• Set problem
Images must not appear in your copy; reproduce every other part of the records exactly.

* Begin Raw records *

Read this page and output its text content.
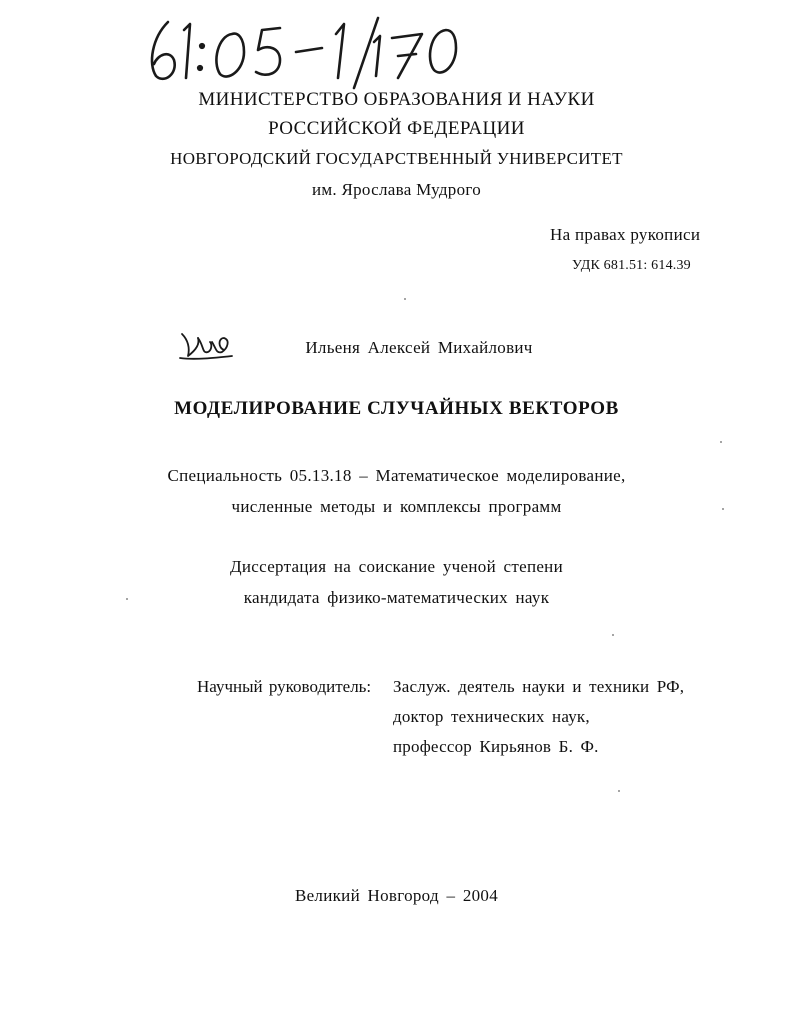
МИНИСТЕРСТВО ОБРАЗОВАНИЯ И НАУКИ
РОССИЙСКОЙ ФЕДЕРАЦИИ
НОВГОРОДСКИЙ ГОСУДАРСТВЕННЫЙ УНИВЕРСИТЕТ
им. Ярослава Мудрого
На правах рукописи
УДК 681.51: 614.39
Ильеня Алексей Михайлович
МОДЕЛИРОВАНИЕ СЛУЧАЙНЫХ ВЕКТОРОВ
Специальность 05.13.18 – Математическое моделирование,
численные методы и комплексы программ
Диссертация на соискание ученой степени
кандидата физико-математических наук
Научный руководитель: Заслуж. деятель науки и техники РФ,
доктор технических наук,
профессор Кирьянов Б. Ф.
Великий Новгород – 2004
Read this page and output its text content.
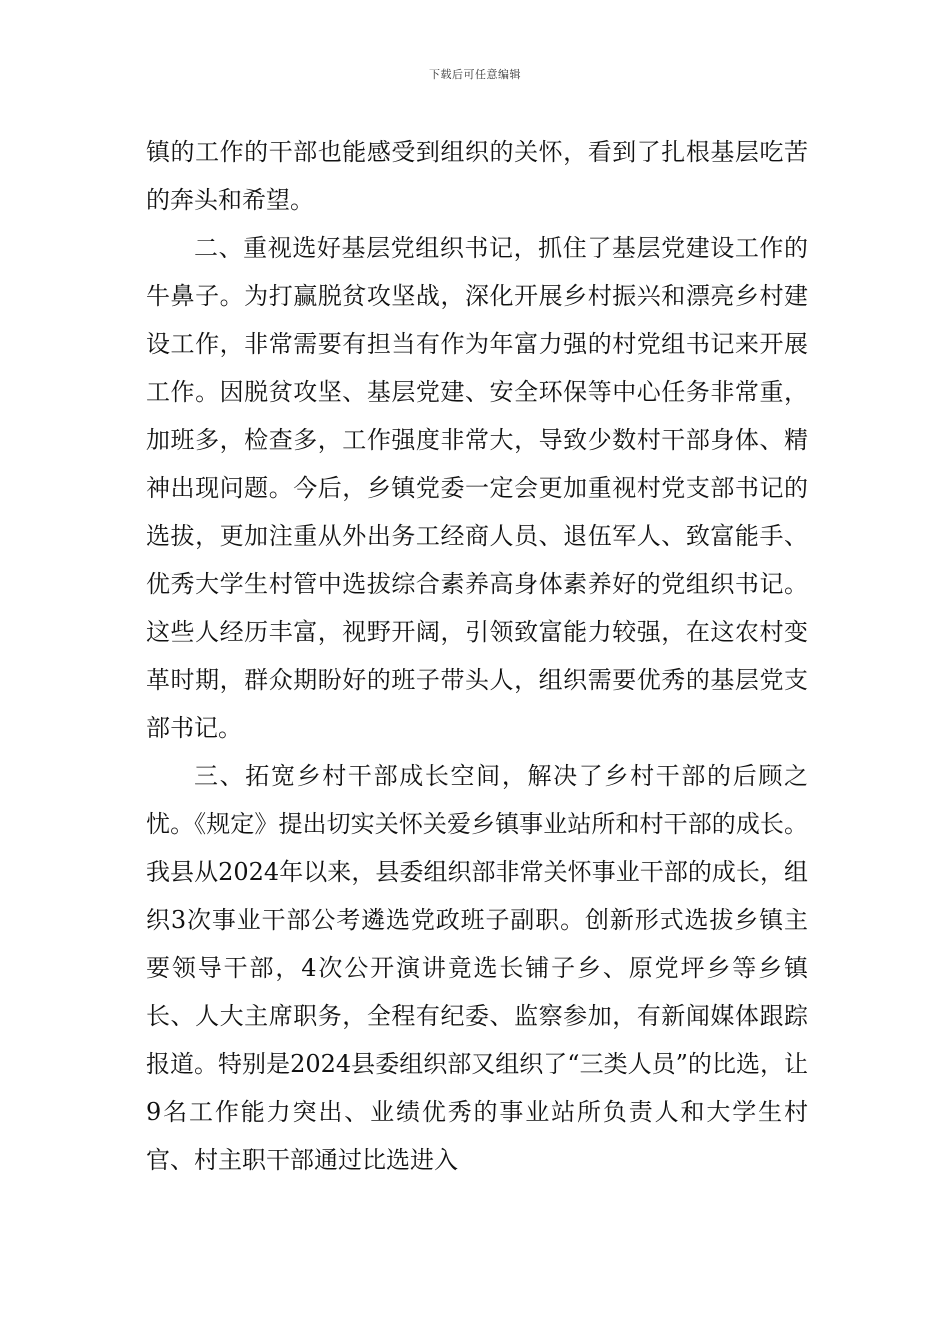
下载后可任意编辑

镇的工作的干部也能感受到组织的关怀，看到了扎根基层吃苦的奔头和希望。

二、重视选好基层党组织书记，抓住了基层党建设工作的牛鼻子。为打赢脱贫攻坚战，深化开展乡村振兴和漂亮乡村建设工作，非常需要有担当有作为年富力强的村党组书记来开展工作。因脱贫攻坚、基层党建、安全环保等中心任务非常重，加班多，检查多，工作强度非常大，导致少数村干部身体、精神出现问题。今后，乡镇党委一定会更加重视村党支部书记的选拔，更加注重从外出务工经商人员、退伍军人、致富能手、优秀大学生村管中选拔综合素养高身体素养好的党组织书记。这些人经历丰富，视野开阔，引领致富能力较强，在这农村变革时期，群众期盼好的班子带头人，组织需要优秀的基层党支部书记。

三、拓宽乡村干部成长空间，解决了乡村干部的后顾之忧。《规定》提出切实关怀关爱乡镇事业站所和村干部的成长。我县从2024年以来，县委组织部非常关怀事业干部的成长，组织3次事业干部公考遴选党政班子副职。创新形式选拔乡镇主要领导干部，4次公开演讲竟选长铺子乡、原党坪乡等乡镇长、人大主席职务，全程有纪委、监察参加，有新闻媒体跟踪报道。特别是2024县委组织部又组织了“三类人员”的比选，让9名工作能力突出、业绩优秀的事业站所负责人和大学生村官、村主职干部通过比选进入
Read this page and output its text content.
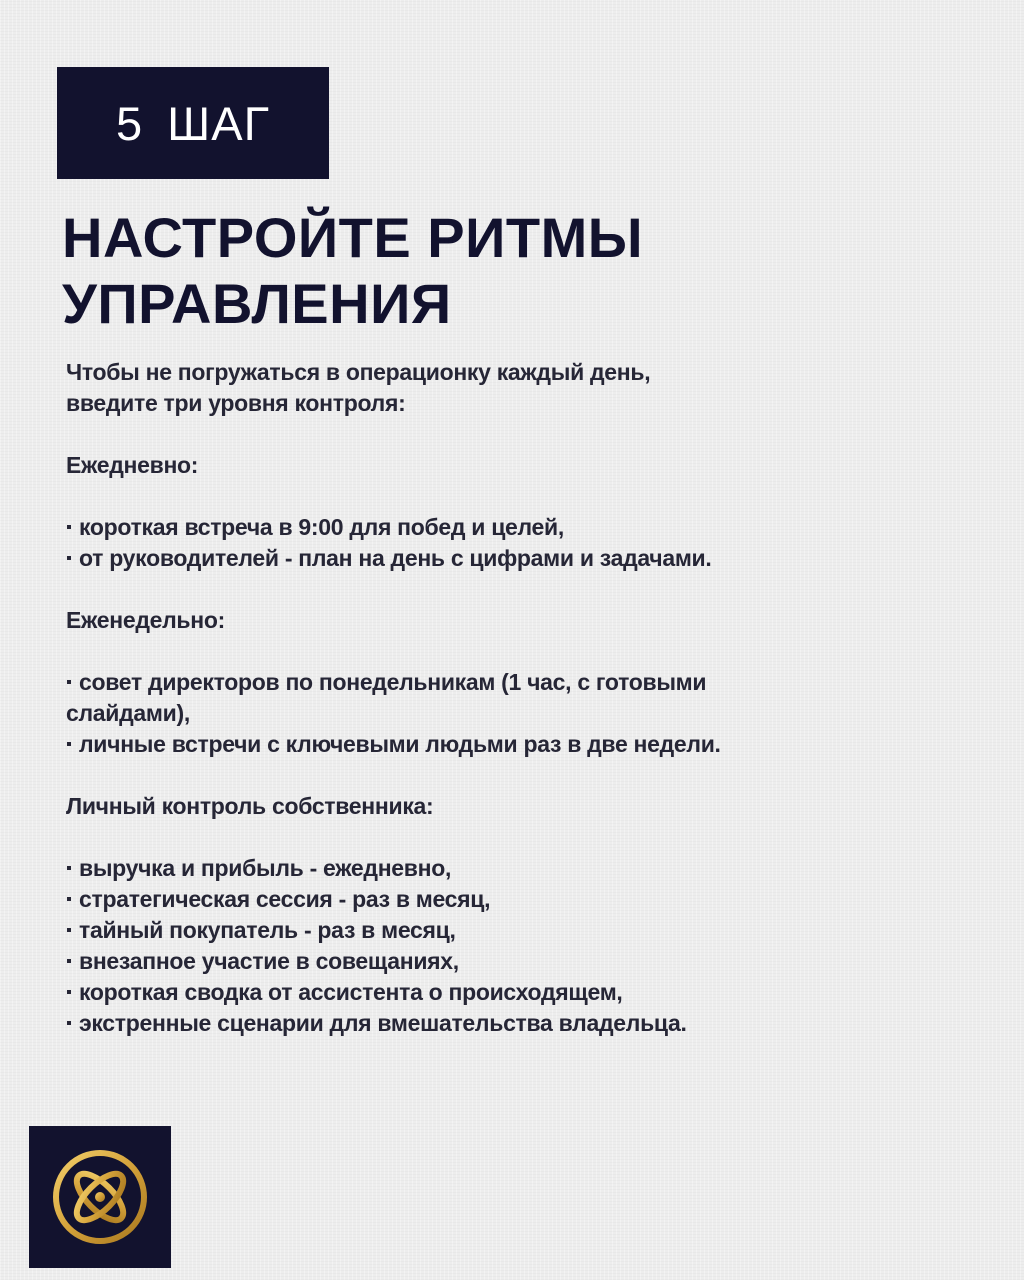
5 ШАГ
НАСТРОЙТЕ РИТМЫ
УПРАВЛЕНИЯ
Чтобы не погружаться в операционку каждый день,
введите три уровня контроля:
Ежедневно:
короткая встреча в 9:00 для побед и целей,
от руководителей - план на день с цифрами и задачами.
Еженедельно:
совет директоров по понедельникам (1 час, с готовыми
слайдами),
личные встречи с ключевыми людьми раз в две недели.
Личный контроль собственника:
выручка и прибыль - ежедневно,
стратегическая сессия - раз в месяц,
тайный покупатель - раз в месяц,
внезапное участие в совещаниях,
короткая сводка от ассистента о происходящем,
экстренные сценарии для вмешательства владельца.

* End Raw records *

• Exercise result
Read this page and output its text content.
МИНИСТЕРСТВО ОБРАЗОВАНИЯ И НАУКИ
РОССИЙСКОЙ ФЕДЕРАЦИИ
НОВГОРОДСКИЙ ГОСУДАРСТВЕННЫЙ УНИВЕРСИТЕТ
им. Ярослава Мудрого
На правах рукописи
УДК 681.51: 614.39
Ильеня Алексей Михайлович
МОДЕЛИРОВАНИЕ СЛУЧАЙНЫХ ВЕКТОРОВ
Специальность 05.13.18 – Математическое моделирование,
численные методы и комплексы программ
Диссертация на соискание ученой степени
кандидата физико-математических наук
Научный руководитель: Заслуж. деятель науки и техники РФ,
доктор технических наук,
профессор Кирьянов Б. Ф.
Великий Новгород – 2004
Read this page and output its text content.
下载后可任意编辑

镇的工作的干部也能感受到组织的关怀，看到了扎根基层吃苦的奔头和希望。

二、重视选好基层党组织书记，抓住了基层党建设工作的牛鼻子。为打赢脱贫攻坚战，深化开展乡村振兴和漂亮乡村建设工作，非常需要有担当有作为年富力强的村党组书记来开展工作。因脱贫攻坚、基层党建、安全环保等中心任务非常重，加班多，检查多，工作强度非常大，导致少数村干部身体、精神出现问题。今后，乡镇党委一定会更加重视村党支部书记的选拔，更加注重从外出务工经商人员、退伍军人、致富能手、优秀大学生村管中选拔综合素养高身体素养好的党组织书记。这些人经历丰富，视野开阔，引领致富能力较强，在这农村变革时期，群众期盼好的班子带头人，组织需要优秀的基层党支部书记。

三、拓宽乡村干部成长空间，解决了乡村干部的后顾之忧。《规定》提出切实关怀关爱乡镇事业站所和村干部的成长。我县从2024年以来，县委组织部非常关怀事业干部的成长，组织3次事业干部公考遴选党政班子副职。创新形式选拔乡镇主要领导干部，4次公开演讲竟选长铺子乡、原党坪乡等乡镇长、人大主席职务，全程有纪委、监察参加，有新闻媒体跟踪报道。特别是2024县委组织部又组织了“三类人员”的比选，让9名工作能力突出、业绩优秀的事业站所负责人和大学生村官、村主职干部通过比选进入
Read this page and output its text content.
5 ШАГ
НАСТРОЙТЕ РИТМЫ
УПРАВЛЕНИЯ
Чтобы не погружаться в операционку каждый день,
введите три уровня контроля:
Ежедневно:
короткая встреча в 9:00 для побед и целей,
от руководителей - план на день с цифрами и задачами.
Еженедельно:
совет директоров по понедельникам (1 час, с готовыми
слайдами),
личные встречи с ключевыми людьми раз в две недели.
Личный контроль собственника:
выручка и прибыль - ежедневно,
стратегическая сессия - раз в месяц,
тайный покупатель - раз в месяц,
внезапное участие в совещаниях,
короткая сводка от ассистента о происходящем,
экстренные сценарии для вмешательства владельца.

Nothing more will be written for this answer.